## Start
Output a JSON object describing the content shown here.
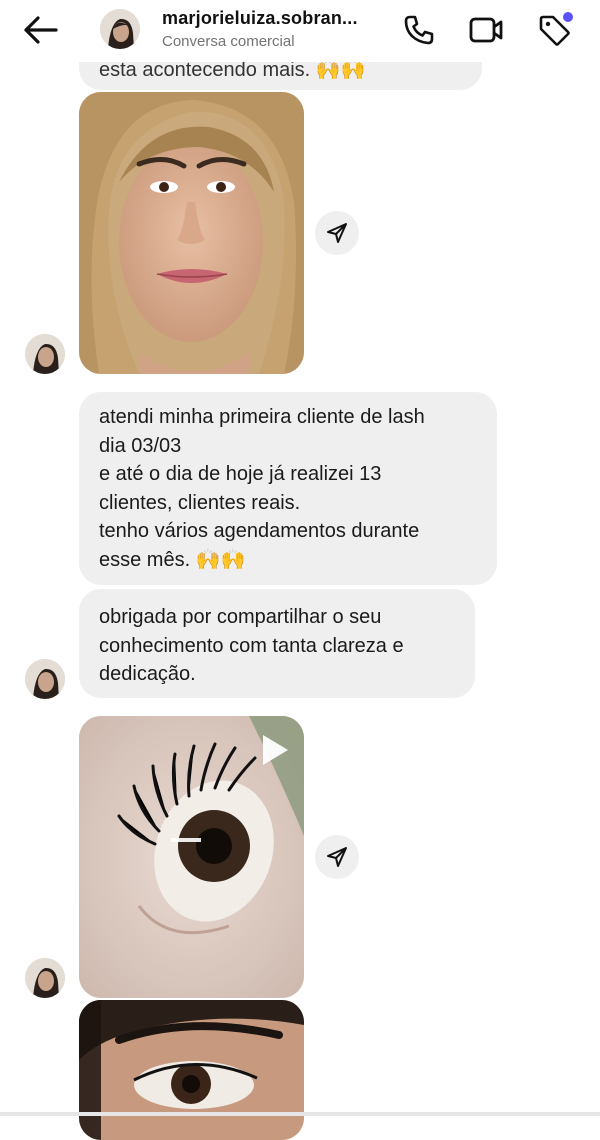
{
  "header": {
    "title": "marjorieluiza.sobran...",
    "subtitle": "Conversa comercial",
    "accent": "#5b51f5"
  },
  "icons": {
    "back": "arrow-left-icon",
    "call": "phone-icon",
    "video": "video-camera-icon",
    "label": "tag-icon",
    "share": "paper-plane-icon",
    "play": "play-icon"
  },
  "messages": {
    "partial_prev": "esta acontecendo mais. 🙌🙌",
    "bubble1": {
      "lines": [
        "atendi minha primeira cliente de lash",
        "dia 03/03",
        "e até o dia de hoje já realizei 13",
        "clientes, clientes reais.",
        "tenho vários agendamentos durante",
        "esse mês. 🙌🙌"
      ]
    },
    "bubble2": {
      "lines": [
        "obrigada por compartilhar o seu",
        "conhecimento com tanta clareza e",
        "dedicação."
      ]
    }
  },
  "colors": {
    "bubble_bg": "#efefef",
    "subtitle_gray": "#737373"
  }
}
## End
Write out the listing above again, exactly, but with no pictures in the copy.

Output a JSON object describing the content shown here.
{
  "header": {
    "title": "marjorieluiza.sobran...",
    "subtitle": "Conversa comercial",
    "accent": "#5b51f5"
  },
  "icons": {
    "back": "arrow-left-icon",
    "call": "phone-icon",
    "video": "video-camera-icon",
    "label": "tag-icon",
    "share": "paper-plane-icon",
    "play": "play-icon"
  },
  "messages": {
    "partial_prev": "esta acontecendo mais. 🙌🙌",
    "bubble1": {
      "lines": [
        "atendi minha primeira cliente de lash",
        "dia 03/03",
        "e até o dia de hoje já realizei 13",
        "clientes, clientes reais.",
        "tenho vários agendamentos durante",
        "esse mês. 🙌🙌"
      ]
    },
    "bubble2": {
      "lines": [
        "obrigada por compartilhar o seu",
        "conhecimento com tanta clareza e",
        "dedicação."
      ]
    }
  },
  "colors": {
    "bubble_bg": "#efefef",
    "subtitle_gray": "#737373"
  }
}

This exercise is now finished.